Entries supplied ▸
--

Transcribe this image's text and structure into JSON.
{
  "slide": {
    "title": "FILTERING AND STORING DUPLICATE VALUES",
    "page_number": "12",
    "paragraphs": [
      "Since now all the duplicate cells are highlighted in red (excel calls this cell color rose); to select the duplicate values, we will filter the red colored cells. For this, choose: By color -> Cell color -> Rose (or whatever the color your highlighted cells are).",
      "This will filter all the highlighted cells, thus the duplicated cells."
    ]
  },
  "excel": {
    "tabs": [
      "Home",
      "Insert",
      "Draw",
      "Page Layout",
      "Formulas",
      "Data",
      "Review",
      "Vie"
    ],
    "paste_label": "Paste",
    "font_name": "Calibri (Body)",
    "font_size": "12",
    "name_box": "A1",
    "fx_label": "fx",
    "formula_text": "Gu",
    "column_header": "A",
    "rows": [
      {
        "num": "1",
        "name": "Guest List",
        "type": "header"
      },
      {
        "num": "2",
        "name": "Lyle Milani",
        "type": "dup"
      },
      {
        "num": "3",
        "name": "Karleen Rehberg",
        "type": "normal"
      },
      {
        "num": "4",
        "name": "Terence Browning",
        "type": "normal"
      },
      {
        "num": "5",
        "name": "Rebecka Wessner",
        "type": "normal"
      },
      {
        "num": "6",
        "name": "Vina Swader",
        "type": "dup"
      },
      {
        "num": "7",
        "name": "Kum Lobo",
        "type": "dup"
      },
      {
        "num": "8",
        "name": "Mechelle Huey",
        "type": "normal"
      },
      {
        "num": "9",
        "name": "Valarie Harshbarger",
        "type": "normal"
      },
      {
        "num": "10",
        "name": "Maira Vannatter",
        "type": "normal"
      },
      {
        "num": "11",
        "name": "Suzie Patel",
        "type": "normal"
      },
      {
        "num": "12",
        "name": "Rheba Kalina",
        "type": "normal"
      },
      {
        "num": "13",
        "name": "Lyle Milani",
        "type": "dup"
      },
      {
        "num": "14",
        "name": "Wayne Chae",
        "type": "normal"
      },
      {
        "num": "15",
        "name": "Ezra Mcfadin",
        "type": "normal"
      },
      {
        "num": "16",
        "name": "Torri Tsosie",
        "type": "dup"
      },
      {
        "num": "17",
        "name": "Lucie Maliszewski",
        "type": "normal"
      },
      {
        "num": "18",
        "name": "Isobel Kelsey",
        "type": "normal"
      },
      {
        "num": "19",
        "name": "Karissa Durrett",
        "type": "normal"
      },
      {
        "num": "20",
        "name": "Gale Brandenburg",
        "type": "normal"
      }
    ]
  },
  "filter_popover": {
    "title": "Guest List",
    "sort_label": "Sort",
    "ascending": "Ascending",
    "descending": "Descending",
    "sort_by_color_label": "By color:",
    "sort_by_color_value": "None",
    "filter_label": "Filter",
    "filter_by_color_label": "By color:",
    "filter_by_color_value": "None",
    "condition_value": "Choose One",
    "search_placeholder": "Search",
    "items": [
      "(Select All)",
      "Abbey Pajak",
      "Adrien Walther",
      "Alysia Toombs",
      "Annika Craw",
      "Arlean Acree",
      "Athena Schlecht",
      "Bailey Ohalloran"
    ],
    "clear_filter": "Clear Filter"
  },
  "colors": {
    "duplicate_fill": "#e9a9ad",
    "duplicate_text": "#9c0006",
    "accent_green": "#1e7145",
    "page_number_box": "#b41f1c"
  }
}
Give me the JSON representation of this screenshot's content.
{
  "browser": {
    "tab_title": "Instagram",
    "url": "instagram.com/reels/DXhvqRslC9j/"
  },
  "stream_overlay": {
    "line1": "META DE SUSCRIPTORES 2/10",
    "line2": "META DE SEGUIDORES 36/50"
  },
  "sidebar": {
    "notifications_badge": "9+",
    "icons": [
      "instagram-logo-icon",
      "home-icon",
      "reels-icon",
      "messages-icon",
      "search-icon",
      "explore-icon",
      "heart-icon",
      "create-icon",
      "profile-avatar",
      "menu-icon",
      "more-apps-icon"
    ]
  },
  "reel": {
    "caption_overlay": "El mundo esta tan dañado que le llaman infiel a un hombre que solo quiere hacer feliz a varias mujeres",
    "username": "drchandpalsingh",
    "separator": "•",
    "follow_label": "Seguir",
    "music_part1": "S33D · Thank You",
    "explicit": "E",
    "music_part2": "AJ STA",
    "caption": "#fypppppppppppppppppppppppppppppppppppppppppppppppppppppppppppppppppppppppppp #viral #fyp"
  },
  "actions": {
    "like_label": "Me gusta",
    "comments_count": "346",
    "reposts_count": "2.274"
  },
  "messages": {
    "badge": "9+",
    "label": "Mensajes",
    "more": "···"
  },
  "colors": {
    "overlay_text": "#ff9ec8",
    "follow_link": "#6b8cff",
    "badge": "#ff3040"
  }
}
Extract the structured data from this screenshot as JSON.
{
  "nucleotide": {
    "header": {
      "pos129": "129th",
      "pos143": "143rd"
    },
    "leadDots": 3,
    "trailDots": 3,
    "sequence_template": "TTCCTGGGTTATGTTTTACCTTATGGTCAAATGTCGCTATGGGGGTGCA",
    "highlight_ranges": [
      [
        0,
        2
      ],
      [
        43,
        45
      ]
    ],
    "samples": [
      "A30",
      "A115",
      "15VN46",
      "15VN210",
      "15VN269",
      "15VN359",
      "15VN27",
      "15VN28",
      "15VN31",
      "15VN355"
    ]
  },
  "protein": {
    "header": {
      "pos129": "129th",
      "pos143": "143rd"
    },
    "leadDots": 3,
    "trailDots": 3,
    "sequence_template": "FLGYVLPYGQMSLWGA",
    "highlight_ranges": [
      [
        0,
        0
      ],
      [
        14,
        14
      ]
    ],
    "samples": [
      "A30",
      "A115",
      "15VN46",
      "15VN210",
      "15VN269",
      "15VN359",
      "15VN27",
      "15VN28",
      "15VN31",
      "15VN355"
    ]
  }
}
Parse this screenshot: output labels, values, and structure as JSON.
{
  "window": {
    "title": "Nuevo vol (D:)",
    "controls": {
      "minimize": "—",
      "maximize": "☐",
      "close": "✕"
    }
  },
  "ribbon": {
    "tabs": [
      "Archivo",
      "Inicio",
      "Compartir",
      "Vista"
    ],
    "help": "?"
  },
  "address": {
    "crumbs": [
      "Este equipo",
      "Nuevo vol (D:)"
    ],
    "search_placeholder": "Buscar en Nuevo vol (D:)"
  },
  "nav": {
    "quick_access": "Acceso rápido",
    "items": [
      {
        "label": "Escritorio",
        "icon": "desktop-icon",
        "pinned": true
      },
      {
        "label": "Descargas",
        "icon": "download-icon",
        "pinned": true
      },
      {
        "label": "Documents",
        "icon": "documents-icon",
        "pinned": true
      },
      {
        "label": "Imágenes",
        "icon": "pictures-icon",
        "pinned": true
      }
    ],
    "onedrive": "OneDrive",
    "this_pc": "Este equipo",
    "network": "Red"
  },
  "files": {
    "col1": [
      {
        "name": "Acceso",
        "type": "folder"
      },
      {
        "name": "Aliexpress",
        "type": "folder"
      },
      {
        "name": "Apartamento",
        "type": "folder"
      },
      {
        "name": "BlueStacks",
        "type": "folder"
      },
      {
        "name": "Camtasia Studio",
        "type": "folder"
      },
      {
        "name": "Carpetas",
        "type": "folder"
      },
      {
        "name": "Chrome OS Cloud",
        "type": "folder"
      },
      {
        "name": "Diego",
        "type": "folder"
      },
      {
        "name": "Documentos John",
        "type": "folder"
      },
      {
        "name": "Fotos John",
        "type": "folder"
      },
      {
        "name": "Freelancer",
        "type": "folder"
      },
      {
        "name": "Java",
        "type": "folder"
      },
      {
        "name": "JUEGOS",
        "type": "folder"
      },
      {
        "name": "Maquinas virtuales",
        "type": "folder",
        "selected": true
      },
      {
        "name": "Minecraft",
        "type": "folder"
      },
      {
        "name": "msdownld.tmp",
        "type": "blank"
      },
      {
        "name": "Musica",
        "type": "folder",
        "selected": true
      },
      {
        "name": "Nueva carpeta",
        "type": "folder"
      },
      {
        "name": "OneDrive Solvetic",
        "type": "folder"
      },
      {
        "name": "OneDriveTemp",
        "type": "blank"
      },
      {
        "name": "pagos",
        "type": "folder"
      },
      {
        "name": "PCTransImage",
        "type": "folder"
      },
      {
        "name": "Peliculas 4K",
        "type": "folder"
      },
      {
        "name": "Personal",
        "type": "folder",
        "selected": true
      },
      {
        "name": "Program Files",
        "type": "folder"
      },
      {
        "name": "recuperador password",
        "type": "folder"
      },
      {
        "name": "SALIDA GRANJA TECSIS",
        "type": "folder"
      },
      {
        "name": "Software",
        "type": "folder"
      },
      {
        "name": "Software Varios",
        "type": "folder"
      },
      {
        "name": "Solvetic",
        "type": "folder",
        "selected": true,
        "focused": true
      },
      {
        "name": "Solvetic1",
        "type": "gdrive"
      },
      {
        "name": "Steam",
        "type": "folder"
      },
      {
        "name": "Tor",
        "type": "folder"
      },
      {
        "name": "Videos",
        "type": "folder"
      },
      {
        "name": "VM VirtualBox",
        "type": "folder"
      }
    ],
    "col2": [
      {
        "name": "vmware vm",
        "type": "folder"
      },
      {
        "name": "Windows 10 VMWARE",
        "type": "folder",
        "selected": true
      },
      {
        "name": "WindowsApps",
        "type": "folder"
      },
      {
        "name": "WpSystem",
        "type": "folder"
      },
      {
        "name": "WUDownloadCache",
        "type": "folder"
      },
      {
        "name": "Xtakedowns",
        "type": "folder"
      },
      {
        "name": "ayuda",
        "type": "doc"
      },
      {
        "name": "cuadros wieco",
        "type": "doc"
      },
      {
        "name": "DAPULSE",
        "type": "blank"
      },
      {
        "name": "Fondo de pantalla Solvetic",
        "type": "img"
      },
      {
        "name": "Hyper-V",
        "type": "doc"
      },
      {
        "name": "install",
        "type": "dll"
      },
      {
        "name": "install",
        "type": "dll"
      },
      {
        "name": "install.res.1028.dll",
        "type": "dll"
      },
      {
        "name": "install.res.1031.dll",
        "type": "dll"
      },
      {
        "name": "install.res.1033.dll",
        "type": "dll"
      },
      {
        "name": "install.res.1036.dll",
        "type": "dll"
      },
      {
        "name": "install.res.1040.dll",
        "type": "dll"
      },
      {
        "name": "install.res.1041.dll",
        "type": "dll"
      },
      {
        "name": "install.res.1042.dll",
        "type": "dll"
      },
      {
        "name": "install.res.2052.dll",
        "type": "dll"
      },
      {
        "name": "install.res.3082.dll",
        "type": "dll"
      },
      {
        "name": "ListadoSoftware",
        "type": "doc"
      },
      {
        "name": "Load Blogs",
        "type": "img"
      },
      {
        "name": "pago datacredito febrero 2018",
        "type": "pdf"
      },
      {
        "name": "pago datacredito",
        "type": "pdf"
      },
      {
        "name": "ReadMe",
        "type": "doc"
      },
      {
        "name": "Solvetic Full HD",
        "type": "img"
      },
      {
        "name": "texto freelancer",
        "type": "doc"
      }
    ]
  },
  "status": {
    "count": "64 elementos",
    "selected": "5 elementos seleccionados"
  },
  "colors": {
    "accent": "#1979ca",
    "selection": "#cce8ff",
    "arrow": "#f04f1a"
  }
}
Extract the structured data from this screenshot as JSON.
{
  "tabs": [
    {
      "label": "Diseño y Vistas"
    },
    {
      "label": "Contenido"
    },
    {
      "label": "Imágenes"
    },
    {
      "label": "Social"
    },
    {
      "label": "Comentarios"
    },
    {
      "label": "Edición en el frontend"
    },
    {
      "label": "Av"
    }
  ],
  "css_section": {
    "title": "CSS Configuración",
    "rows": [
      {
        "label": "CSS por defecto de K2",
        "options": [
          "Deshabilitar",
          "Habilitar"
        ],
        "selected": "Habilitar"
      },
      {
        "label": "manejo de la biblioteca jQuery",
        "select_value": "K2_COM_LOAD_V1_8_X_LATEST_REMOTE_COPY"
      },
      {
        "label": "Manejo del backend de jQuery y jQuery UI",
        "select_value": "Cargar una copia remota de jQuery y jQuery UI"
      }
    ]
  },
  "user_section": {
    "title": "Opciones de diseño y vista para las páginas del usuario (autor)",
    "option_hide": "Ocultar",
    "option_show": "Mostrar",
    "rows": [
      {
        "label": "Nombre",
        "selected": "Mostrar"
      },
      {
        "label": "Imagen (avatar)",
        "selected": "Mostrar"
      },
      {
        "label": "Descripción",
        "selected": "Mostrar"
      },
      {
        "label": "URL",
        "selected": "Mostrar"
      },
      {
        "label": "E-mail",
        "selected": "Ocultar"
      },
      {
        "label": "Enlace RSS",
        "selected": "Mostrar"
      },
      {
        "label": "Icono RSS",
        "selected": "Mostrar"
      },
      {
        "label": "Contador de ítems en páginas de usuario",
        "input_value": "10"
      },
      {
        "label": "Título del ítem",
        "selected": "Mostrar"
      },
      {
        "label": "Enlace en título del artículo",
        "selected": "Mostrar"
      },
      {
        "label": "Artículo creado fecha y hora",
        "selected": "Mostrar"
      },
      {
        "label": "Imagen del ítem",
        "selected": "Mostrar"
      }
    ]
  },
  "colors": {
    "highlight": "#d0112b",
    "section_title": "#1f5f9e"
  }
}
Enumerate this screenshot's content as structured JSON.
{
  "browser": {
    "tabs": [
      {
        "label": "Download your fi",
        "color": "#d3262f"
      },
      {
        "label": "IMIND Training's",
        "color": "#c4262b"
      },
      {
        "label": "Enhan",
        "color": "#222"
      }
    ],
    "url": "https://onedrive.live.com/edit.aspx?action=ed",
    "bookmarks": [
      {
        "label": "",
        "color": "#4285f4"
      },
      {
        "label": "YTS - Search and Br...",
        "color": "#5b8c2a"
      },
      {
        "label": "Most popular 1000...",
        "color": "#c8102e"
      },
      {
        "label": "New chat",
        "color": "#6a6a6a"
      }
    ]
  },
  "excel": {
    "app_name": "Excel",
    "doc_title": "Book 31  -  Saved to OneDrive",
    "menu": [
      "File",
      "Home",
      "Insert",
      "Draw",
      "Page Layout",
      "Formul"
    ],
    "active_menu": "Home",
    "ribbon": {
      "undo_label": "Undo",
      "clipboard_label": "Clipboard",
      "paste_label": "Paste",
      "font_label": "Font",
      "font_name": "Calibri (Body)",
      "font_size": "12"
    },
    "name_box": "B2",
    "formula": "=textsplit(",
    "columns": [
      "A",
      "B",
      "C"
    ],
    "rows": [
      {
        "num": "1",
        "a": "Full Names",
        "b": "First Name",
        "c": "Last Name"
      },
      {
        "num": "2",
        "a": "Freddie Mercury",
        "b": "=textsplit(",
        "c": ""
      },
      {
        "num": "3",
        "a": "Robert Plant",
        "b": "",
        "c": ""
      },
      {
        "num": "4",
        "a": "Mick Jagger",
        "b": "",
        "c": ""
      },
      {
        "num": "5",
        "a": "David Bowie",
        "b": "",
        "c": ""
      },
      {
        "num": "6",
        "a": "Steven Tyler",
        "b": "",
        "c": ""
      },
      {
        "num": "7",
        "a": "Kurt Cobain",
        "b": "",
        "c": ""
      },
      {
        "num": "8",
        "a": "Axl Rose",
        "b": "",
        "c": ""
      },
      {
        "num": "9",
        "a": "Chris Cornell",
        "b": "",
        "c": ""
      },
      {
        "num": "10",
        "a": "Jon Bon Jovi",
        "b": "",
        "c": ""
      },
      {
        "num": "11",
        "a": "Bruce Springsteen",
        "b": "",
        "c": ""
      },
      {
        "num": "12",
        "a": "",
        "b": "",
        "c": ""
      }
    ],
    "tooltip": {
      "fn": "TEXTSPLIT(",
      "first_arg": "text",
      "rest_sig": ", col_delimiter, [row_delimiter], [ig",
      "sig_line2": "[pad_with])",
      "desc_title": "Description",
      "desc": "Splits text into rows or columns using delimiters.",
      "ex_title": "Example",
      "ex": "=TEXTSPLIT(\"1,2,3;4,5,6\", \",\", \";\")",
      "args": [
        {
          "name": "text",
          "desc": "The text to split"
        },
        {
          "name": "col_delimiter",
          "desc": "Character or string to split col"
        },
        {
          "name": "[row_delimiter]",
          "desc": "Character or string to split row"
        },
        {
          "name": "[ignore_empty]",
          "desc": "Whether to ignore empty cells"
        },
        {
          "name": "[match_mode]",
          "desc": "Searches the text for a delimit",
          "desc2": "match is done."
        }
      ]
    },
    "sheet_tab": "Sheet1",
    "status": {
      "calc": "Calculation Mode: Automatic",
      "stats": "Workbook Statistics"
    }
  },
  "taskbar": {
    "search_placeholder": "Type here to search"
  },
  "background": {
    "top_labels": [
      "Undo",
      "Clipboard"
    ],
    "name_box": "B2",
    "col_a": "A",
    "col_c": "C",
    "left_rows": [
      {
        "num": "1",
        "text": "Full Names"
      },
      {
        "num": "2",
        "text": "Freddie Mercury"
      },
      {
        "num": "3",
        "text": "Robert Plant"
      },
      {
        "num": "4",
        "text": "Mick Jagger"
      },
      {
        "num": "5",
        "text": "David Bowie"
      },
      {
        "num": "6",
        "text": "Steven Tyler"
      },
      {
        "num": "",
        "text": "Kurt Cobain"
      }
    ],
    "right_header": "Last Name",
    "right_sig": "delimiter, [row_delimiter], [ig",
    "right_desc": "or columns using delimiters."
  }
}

--

Work order ▸ What the answer needs is every line from the data above with "Body" in it.

Solution to this problem ▸
    "font_name": "Calibri (Body)",
      "font_name": "Calibri (Body)",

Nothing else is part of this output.